▶ Activity:
Entries follow. Return each line that contains the word "Euro".

┌──

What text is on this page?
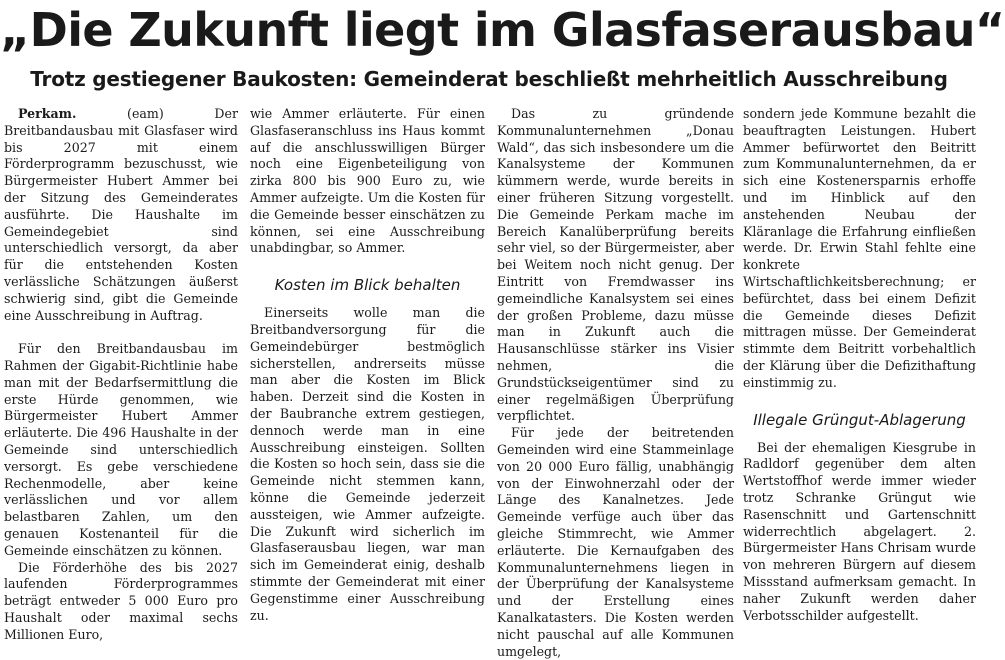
„Die Zukunft liegt im Glasfaserausbau“
Trotz gestiegener Baukosten: Gemeinderat beschließt mehrheitlich Ausschreibung

Perkam.	(eam) Der Breitbandausbau mit Glasfaser wird bis 2027 mit einem Förderprogramm bezuschusst, wie Bürgermeister Hubert Ammer bei der Sitzung des Gemeinderates ausführte. Die Haushalte im Gemeindegebiet sind unterschiedlich versorgt, da aber für die entstehenden Kosten verlässliche Schätzungen äußerst schwierig sind, gibt die Gemeinde eine Ausschreibung in Auftrag.

Für den Breitbandausbau im Rahmen der Gigabit-Richtlinie habe man mit der Bedarfsermittlung die erste Hürde genommen, wie Bürgermeister Hubert Ammer erläuterte. Die 496 Haushalte in der Gemeinde sind unterschiedlich versorgt. Es gebe verschiedene Rechenmodelle, aber keine verlässlichen und vor allem belastbaren Zahlen, um den genauen Kostenanteil für die Gemeinde einschätzen zu können.

Die Förderhöhe des bis 2027 laufenden Förderprogrammes beträgt entweder 5 000 Euro pro Haushalt oder maximal sechs Millionen Euro,

wie Ammer erläuterte. Für einen Glasfaseranschluss ins Haus kommt auf die anschlusswilligen Bürger noch eine Eigenbeteiligung von zirka 800 bis 900 Euro zu, wie Ammer aufzeigte. Um die Kosten für die Gemeinde besser einschätzen zu können, sei eine Ausschreibung unabdingbar, so Ammer.

Kosten im Blick behalten

Einerseits wolle man die Breitbandversorgung für die Gemeindebürger bestmöglich sicherstellen, andrerseits müsse man aber die Kosten im Blick haben. Derzeit sind die Kosten in der Baubranche extrem gestiegen, dennoch werde man in eine Ausschreibung einsteigen. Sollten die Kosten so hoch sein, dass sie die Gemeinde nicht stemmen kann, könne die Gemeinde jederzeit aussteigen, wie Ammer aufzeigte. Die Zukunft wird sicherlich im Glasfaserausbau liegen, war man sich im Gemeinderat einig, deshalb stimmte der Gemeinderat mit einer Gegenstimme einer Ausschreibung zu.

Das zu gründende Kommunalunternehmen „Donau Wald“, das sich insbesondere um die Kanalsysteme der Kommunen kümmern werde, wurde bereits in einer früheren Sitzung vorgestellt. Die Gemeinde Perkam mache im Bereich Kanalüberprüfung bereits sehr viel, so der Bürgermeister, aber bei Weitem noch nicht genug. Der Eintritt von Fremdwasser ins gemeindliche Kanalsystem sei eines der großen Probleme, dazu müsse man in Zukunft auch die Hausanschlüsse stärker ins Visier nehmen, die Grundstückseigentümer sind zu einer regelmäßigen Überprüfung verpflichtet.

Für jede der beitretenden Gemeinden wird eine Stammeinlage von 20 000 Euro fällig, unabhängig von der Einwohnerzahl oder der Länge des Kanalnetzes. Jede Gemeinde verfüge auch über das gleiche Stimmrecht, wie Ammer erläuterte. Die Kernaufgaben des Kommunalunternehmens liegen in der Überprüfung der Kanalsysteme und der Erstellung eines Kanalkatasters. Die Kosten werden nicht pauschal auf alle Kommunen umgelegt,

sondern jede Kommune bezahlt die beauftragten Leistungen. Hubert Ammer befürwortet den Beitritt zum Kommunalunternehmen, da er sich eine Kostenersparnis erhoffe und im Hinblick auf den anstehenden Neubau der Kläranlage die Erfahrung einfließen werde. Dr. Erwin Stahl fehlte eine konkrete Wirtschaftlichkeitsberechnung; er befürchtet, dass bei einem Defizit die Gemeinde dieses Defizit mittragen müsse. Der Gemeinderat stimmte dem Beitritt vorbehaltlich der Klärung über die Defizithaftung einstimmig zu.

Illegale Grüngut-Ablagerung

Bei der ehemaligen Kiesgrube in Radldorf gegenüber dem alten Wertstoffhof werde immer wieder trotz Schranke Grüngut wie Rasenschnitt und Gartenschnitt widerrechtlich abgelagert. 2. Bürgermeister Hans Chrisam wurde von mehreren Bürgern auf diesem Missstand aufmerksam gemacht. In naher Zukunft werden daher Verbotsschilder aufgestellt.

└──

▶ Answer space:
Die Förderhöhe des bis 2027 laufenden Förderprogrammes beträgt entweder 5 000 Euro pro Haushalt oder maximal sechs Millionen Euro,
wie Ammer erläuterte. Für einen Glasfaseranschluss ins Haus kommt auf die anschlusswilligen Bürger noch eine Eigenbeteiligung von zirka 800 bis 900 Euro zu, wie Ammer aufzeigte. Um die Kosten für die Gemeinde besser einschätzen zu können, sei eine Ausschreibung unabdingbar, so Ammer.
Für jede der beitretenden Gemeinden wird eine Stammeinlage von 20 000 Euro fällig, unabhängig von der Einwohnerzahl oder der Länge des Kanalnetzes. Jede Gemeinde verfüge auch über das gleiche Stimmrecht, wie Ammer erläuterte. Die Kernaufgaben des Kommunalunternehmens liegen in der Überprüfung der Kanalsysteme und der Erstellung eines Kanalkatasters. Die Kosten werden nicht pauschal auf alle Kommunen umgelegt,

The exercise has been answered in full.